** START LISTED RECORDS **

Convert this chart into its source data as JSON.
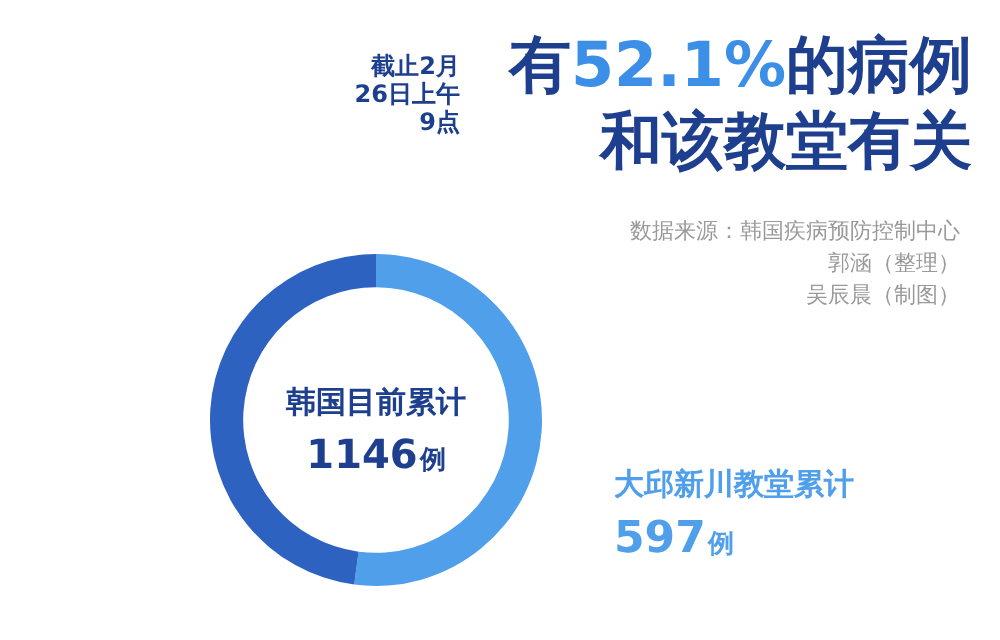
{
  "chart_data": {
    "type": "donut",
    "title": "截止2月26日上午9点",
    "subtitle": "有52.1%的病例和该教堂有关",
    "categories": [
      "大邱新川教堂累计",
      null
    ],
    "values": [
      597,
      549
    ],
    "colors": [
      "#4f9fea",
      "#2d62c0"
    ],
    "value_labels": [
      "597例",
      null
    ],
    "annotations": [
      "韩国目前累计",
      "1146例",
      "数据来源：韩国疾病预防控制中心",
      "郭涵（整理）",
      "吴辰晨（制图）"
    ],
    "legend": false
  }
}
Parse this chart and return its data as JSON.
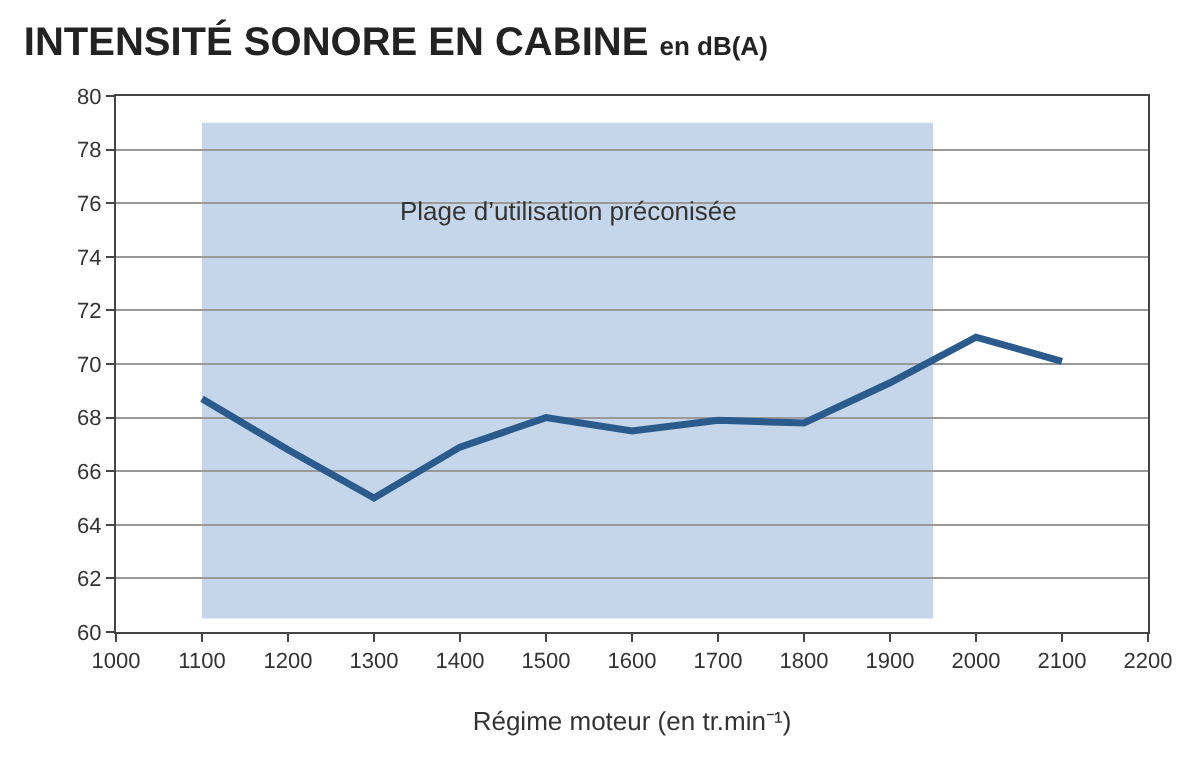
{
  "chart_data": {
    "type": "line",
    "title": "INTENSITÉ SONORE EN CABINE",
    "subtitle": "en dB(A)",
    "xlabel": "Régime moteur (en tr.min⁻¹)",
    "x": [
      1100,
      1200,
      1300,
      1400,
      1500,
      1600,
      1700,
      1800,
      1900,
      2000,
      2100
    ],
    "series": [
      {
        "color": "#2b5b8c",
        "values": [
          68.7,
          66.8,
          65.0,
          66.9,
          68.0,
          67.5,
          67.9,
          67.8,
          69.3,
          71.0,
          70.1
        ]
      }
    ],
    "xlim": [
      1000,
      2200
    ],
    "xticks": [
      1000,
      1100,
      1200,
      1300,
      1400,
      1500,
      1600,
      1700,
      1800,
      1900,
      2000,
      2100,
      2200
    ],
    "ylim": [
      60,
      80
    ],
    "yticks": [
      60,
      62,
      64,
      66,
      68,
      70,
      72,
      74,
      76,
      78,
      80
    ],
    "bands": [
      {
        "axis": "x",
        "from": 1100,
        "to": 1950,
        "label": "Plage d’utilisation préconisée",
        "color": "#c5d6ea"
      }
    ],
    "grid": "y",
    "marker": "none",
    "line_style": "solid"
  }
}
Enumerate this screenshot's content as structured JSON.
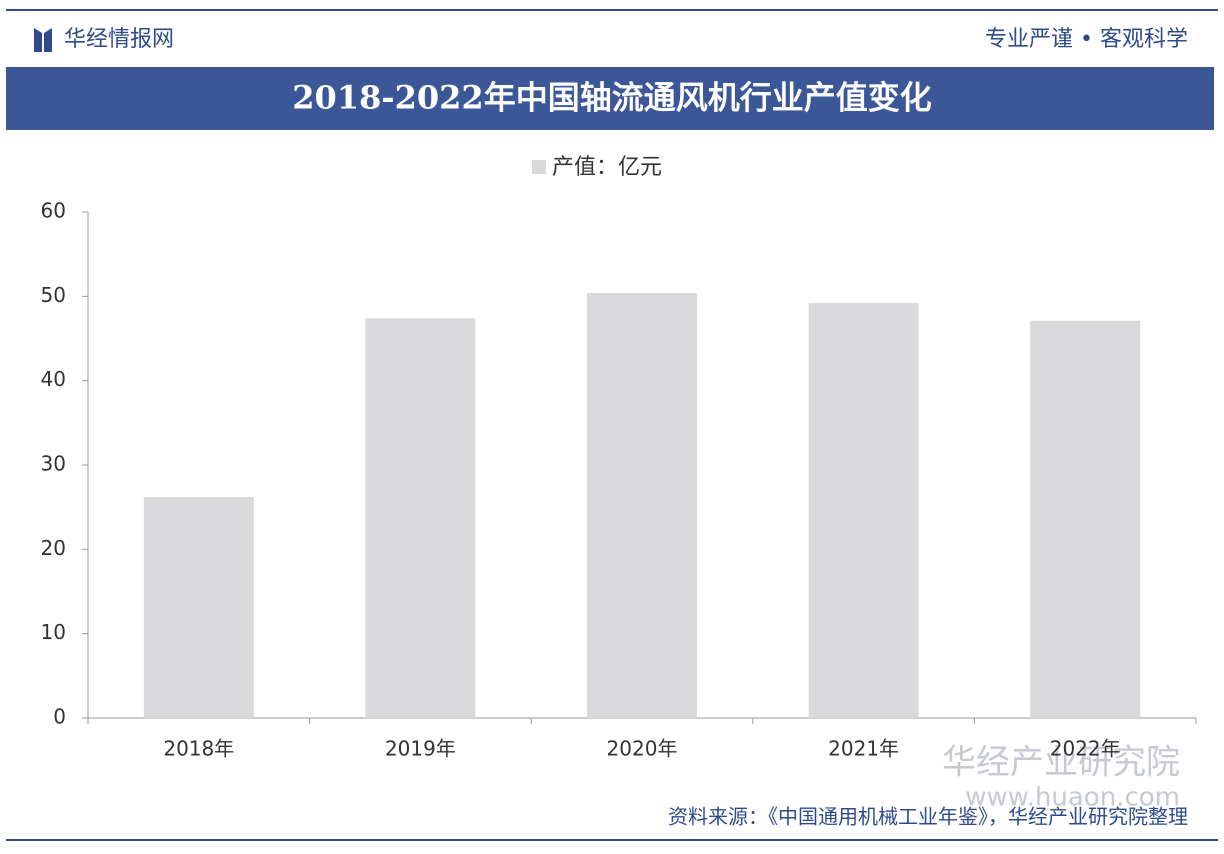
{
  "header": {
    "brand": "华经情报网",
    "slogan": "专业严谨 • 客观科学"
  },
  "chart_data": {
    "type": "bar",
    "title": "2018-2022年中国轴流通风机行业产值变化",
    "categories": [
      "2018年",
      "2019年",
      "2020年",
      "2021年",
      "2022年"
    ],
    "series": [
      {
        "name": "产值：亿元",
        "color": "#d9d9db",
        "values": [
          26.2,
          47.4,
          50.4,
          49.2,
          47.1
        ]
      }
    ],
    "ylim": [
      0,
      60
    ],
    "yticks": [
      0,
      10,
      20,
      30,
      40,
      50,
      60
    ],
    "grid": false
  },
  "source": "资料来源：《中国通用机械工业年鉴》，华经产业研究院整理",
  "watermark": {
    "name": "华经产业研究院",
    "url": "www.huaon.com"
  }
}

** END LISTED RECORDS **

WHAT TO PRODUCE —
Transcribe the listing in full. Omit the pictures and keep every line exact.

RESPONSE BELOW —
Convert this chart into its source data as JSON.
{
  "chart_data": {
    "type": "donut",
    "title": "截止2月26日上午9点",
    "subtitle": "有52.1%的病例和该教堂有关",
    "categories": [
      "大邱新川教堂累计",
      null
    ],
    "values": [
      597,
      549
    ],
    "colors": [
      "#4f9fea",
      "#2d62c0"
    ],
    "value_labels": [
      "597例",
      null
    ],
    "annotations": [
      "韩国目前累计",
      "1146例",
      "数据来源：韩国疾病预防控制中心",
      "郭涵（整理）",
      "吴辰晨（制图）"
    ],
    "legend": false
  }
}
Parse this chart and return its data as JSON.
{
  "chart_data": {
    "type": "line",
    "title": "INTENSITÉ SONORE EN CABINE",
    "subtitle": "en dB(A)",
    "xlabel": "Régime moteur (en tr.min⁻¹)",
    "x": [
      1100,
      1200,
      1300,
      1400,
      1500,
      1600,
      1700,
      1800,
      1900,
      2000,
      2100
    ],
    "series": [
      {
        "color": "#2b5b8c",
        "values": [
          68.7,
          66.8,
          65.0,
          66.9,
          68.0,
          67.5,
          67.9,
          67.8,
          69.3,
          71.0,
          70.1
        ]
      }
    ],
    "xlim": [
      1000,
      2200
    ],
    "xticks": [
      1000,
      1100,
      1200,
      1300,
      1400,
      1500,
      1600,
      1700,
      1800,
      1900,
      2000,
      2100,
      2200
    ],
    "ylim": [
      60,
      80
    ],
    "yticks": [
      60,
      62,
      64,
      66,
      68,
      70,
      72,
      74,
      76,
      78,
      80
    ],
    "bands": [
      {
        "axis": "x",
        "from": 1100,
        "to": 1950,
        "label": "Plage d’utilisation préconisée",
        "color": "#c5d6ea"
      }
    ],
    "grid": "y",
    "marker": "none",
    "line_style": "solid"
  }
}
Enumerate this screenshot's content as structured JSON.
{
  "header": {
    "brand": "华经情报网",
    "slogan": "专业严谨 • 客观科学"
  },
  "chart_data": {
    "type": "bar",
    "title": "2018-2022年中国轴流通风机行业产值变化",
    "categories": [
      "2018年",
      "2019年",
      "2020年",
      "2021年",
      "2022年"
    ],
    "series": [
      {
        "name": "产值：亿元",
        "color": "#d9d9db",
        "values": [
          26.2,
          47.4,
          50.4,
          49.2,
          47.1
        ]
      }
    ],
    "ylim": [
      0,
      60
    ],
    "yticks": [
      0,
      10,
      20,
      30,
      40,
      50,
      60
    ],
    "grid": false
  },
  "source": "资料来源：《中国通用机械工业年鉴》，华经产业研究院整理",
  "watermark": {
    "name": "华经产业研究院",
    "url": "www.huaon.com"
  }
}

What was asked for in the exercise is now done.